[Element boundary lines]
□ □ □ □ □ □ □

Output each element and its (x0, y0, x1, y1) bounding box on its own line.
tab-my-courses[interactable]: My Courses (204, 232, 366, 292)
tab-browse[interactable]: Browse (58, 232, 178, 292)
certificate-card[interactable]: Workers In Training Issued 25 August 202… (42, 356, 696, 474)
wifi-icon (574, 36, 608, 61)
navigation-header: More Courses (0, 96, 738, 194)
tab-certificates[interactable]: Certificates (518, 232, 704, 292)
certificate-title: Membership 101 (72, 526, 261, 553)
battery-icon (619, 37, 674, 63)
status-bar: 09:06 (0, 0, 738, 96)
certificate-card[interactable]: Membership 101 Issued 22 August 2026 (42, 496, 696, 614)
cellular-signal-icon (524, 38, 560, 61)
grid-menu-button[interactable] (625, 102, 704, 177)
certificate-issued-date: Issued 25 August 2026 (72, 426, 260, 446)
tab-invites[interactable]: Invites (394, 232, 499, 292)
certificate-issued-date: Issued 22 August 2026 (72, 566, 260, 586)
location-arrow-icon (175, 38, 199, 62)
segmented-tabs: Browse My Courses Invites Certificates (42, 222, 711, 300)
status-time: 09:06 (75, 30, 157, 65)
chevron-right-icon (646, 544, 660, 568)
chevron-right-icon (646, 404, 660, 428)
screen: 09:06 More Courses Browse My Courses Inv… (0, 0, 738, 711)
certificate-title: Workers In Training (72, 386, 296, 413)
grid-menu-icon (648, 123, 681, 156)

□ □ □ □ □ □ □

Task objective:
Please copy the lines above word for word.

Final result:
Output each element and its (x0, y0, x1, y1) bounding box on its own line.
tab-my-courses[interactable]: My Courses (204, 232, 366, 292)
tab-browse[interactable]: Browse (58, 232, 178, 292)
certificate-card[interactable]: Workers In Training Issued 25 August 202… (42, 356, 696, 474)
wifi-icon (574, 36, 608, 61)
navigation-header: More Courses (0, 96, 738, 194)
tab-certificates[interactable]: Certificates (518, 232, 704, 292)
certificate-title: Membership 101 (72, 526, 261, 553)
battery-icon (619, 37, 674, 63)
status-bar: 09:06 (0, 0, 738, 96)
certificate-card[interactable]: Membership 101 Issued 22 August 2026 (42, 496, 696, 614)
cellular-signal-icon (524, 38, 560, 61)
grid-menu-button[interactable] (625, 102, 704, 177)
certificate-issued-date: Issued 25 August 2026 (72, 426, 260, 446)
tab-invites[interactable]: Invites (394, 232, 499, 292)
certificate-issued-date: Issued 22 August 2026 (72, 566, 260, 586)
location-arrow-icon (175, 38, 199, 62)
segmented-tabs: Browse My Courses Invites Certificates (42, 222, 711, 300)
status-time: 09:06 (75, 30, 157, 65)
chevron-right-icon (646, 544, 660, 568)
chevron-right-icon (646, 404, 660, 428)
screen: 09:06 More Courses Browse My Courses Inv… (0, 0, 738, 711)
certificate-title: Workers In Training (72, 386, 296, 413)
grid-menu-icon (648, 123, 681, 156)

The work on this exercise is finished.